Segment Start: Source extract
Although over the last century many anecdotal reports pointed to a connection between cancer and myositis, the association between the two diseases has long been questioned by scientists due to referral biases, small studies without appropriate control groups or unclear diagnostic criteria, said Frederick W. Miller, MD, PhD, chief of the Environmental Autoimmunity Group at the National Institute of Environmental Health Sciences in Bethesda, Md. Only in the past several decades have data drawn from Swedish and Australian registries confirmed increased rates of cancers in myositis patients, especially ovarian, breast and pancreatic malignancies. Most patients developed cancer within two to three years of their myositis diagnoses, and dermatomyositis patients had the highest risk, Dr. Miller said.
“Many studies have also suggested that cancer is the leading cause of death when it occurs with either polymyositis or dermatomyositis, and thus, the focus should really be on treating the cancer in these patients,” said Dr. Miller. Rheumatologists should look for important risk factors to identify candidates for more careful cancer screening, he said.
Patients who are 45 years or older and male; have rapid unexplained weight loss after a myositis diagnosis; present with cutaneous necrosis, vasculitis or dysphagia; have high erythrocyte sedimentation rates (ESR) or high C-reactive protein levels; or are found to have autoantibodies to p155 may be at higher risk of malignancy, Dr. Miller noted. In addition, autoantibodies to nuclear matrix protein (NXP-2) or transcriptional intermediary factor (TIF1ɣ) may also be associated with cancer in myositis patients.
Segment End: Source extract
Segment Start: Records
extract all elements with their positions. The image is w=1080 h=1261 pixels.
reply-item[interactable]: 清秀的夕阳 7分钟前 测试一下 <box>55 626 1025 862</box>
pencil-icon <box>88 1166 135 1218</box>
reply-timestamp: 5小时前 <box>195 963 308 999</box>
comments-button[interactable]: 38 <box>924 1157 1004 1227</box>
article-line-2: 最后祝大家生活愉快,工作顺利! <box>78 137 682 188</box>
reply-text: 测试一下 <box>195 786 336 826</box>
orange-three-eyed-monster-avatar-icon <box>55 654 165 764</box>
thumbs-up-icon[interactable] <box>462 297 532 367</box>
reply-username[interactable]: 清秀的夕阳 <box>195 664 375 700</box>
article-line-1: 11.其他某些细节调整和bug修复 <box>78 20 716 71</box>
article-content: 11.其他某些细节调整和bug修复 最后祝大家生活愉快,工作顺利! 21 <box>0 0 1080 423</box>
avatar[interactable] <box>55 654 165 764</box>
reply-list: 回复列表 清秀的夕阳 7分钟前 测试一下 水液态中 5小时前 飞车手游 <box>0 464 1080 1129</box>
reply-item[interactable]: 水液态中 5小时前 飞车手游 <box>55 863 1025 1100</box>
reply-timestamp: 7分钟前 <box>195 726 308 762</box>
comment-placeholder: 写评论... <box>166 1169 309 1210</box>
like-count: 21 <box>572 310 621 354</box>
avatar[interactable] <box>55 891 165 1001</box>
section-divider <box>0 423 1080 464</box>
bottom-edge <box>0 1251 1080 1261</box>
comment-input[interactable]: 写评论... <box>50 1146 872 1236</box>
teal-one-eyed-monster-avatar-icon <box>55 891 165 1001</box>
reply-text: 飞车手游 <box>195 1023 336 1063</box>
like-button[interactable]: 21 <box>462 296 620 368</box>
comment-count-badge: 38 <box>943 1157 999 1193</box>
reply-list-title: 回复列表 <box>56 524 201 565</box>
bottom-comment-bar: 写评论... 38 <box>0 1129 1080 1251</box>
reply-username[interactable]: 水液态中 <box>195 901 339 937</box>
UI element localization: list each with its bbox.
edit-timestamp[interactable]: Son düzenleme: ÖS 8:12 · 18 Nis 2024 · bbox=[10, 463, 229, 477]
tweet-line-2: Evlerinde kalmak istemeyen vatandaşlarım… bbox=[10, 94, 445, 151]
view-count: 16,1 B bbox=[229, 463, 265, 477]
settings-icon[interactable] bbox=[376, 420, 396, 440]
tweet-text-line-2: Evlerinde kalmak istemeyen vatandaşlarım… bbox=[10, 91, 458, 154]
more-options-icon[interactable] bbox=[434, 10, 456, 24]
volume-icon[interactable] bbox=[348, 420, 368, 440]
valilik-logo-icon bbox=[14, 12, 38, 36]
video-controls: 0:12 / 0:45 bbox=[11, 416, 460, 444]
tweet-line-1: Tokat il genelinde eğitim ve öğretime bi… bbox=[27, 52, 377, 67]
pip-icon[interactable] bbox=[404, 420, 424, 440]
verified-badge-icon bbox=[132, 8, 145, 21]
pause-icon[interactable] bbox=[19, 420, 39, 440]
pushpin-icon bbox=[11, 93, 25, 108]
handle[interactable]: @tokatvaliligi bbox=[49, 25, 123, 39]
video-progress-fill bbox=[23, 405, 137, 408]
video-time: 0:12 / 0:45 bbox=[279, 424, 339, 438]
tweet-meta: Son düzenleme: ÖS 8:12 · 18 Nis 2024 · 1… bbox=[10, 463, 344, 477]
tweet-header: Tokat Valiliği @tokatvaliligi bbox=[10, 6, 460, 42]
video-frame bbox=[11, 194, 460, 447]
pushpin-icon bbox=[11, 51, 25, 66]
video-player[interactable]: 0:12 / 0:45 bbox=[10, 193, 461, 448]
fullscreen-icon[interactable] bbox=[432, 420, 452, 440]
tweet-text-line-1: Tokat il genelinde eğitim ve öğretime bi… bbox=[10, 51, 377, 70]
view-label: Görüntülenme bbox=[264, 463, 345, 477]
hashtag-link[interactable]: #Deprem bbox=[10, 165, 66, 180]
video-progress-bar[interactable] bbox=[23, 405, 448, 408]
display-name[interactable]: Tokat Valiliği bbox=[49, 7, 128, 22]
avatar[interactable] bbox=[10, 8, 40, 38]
Segment End: Records
Prompt 1.
Do these statements agree with the text on cancer in myositis? (a) Registry data from Sweden and Australia confirmed higher cancer rates in myositis patients. (b) Polymyositis patients had the highest cancer risk. (c) Most patients developed cancer more than five years after their myositis diagnosis. Answer each with yes or no and quote the deciding words.
Prompt 2.
According to the text on cancer in myositis, what position does Frederick W. Miller hold?
Use only the text on cancer in myositis.

Your response 1.
(a) Yes: "data drawn from Swedish and Australian registries confirmed increased rates of cancers in myositis patients"
(b) No: "dermatomyositis patients had the highest risk"
(c) No: "Most patients developed cancer within two to three years of their myositis diagnoses"

Your response 2.
He is chief of the Environmental Autoimmunity Group at the National Institute of Environmental Health Sciences in Bethesda, Md.